Set exercise | What lines of the data include the string "yıllık"? Copy them all.

Given information |
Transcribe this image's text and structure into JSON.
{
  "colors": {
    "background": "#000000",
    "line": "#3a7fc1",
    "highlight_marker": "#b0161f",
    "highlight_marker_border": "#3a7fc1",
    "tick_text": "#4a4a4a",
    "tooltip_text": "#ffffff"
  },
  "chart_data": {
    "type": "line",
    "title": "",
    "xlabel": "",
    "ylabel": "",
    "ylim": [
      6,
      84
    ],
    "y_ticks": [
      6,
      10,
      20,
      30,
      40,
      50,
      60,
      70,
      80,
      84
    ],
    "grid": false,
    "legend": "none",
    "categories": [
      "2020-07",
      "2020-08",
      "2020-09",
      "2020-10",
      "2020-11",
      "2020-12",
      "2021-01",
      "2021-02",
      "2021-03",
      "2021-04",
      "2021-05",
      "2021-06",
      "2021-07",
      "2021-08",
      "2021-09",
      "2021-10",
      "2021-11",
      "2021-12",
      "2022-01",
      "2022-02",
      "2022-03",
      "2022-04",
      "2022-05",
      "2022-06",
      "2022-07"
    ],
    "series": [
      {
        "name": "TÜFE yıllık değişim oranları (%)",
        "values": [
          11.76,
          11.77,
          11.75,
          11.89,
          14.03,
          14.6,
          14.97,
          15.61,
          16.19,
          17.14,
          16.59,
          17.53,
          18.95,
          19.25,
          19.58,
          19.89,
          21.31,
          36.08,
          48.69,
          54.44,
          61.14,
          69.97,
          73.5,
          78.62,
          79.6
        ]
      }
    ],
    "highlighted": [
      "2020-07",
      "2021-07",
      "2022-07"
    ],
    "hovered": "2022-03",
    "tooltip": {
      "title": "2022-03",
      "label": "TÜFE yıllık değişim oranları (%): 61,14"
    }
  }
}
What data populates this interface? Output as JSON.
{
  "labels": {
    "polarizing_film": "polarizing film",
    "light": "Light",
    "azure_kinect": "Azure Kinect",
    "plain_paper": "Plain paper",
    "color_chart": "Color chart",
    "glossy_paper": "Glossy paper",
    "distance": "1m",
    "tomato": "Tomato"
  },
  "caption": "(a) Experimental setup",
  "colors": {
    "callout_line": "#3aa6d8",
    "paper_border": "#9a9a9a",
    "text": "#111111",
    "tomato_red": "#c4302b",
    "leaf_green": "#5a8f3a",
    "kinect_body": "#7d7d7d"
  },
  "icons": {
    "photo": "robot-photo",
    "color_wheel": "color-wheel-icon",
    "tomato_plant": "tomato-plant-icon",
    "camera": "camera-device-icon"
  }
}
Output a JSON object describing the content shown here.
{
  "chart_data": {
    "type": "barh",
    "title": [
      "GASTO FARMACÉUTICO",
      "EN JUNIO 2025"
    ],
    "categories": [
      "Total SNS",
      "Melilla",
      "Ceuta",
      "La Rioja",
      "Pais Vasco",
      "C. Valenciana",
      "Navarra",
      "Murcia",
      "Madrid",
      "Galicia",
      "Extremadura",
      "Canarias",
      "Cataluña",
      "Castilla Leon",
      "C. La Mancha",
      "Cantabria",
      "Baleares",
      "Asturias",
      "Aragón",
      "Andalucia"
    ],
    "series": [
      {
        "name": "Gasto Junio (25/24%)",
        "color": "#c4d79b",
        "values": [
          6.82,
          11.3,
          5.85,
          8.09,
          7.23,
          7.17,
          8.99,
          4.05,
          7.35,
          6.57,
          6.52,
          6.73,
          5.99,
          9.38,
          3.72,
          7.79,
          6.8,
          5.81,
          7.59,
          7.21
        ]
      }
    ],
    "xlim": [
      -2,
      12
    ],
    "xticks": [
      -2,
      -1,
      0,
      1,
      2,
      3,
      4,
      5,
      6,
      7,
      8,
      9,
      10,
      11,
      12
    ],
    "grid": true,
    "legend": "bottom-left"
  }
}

Correct output |
        "name": "TÜFE yıllık değişim oranları (%)",
      "label": "TÜFE yıllık değişim oranları (%): 61,14"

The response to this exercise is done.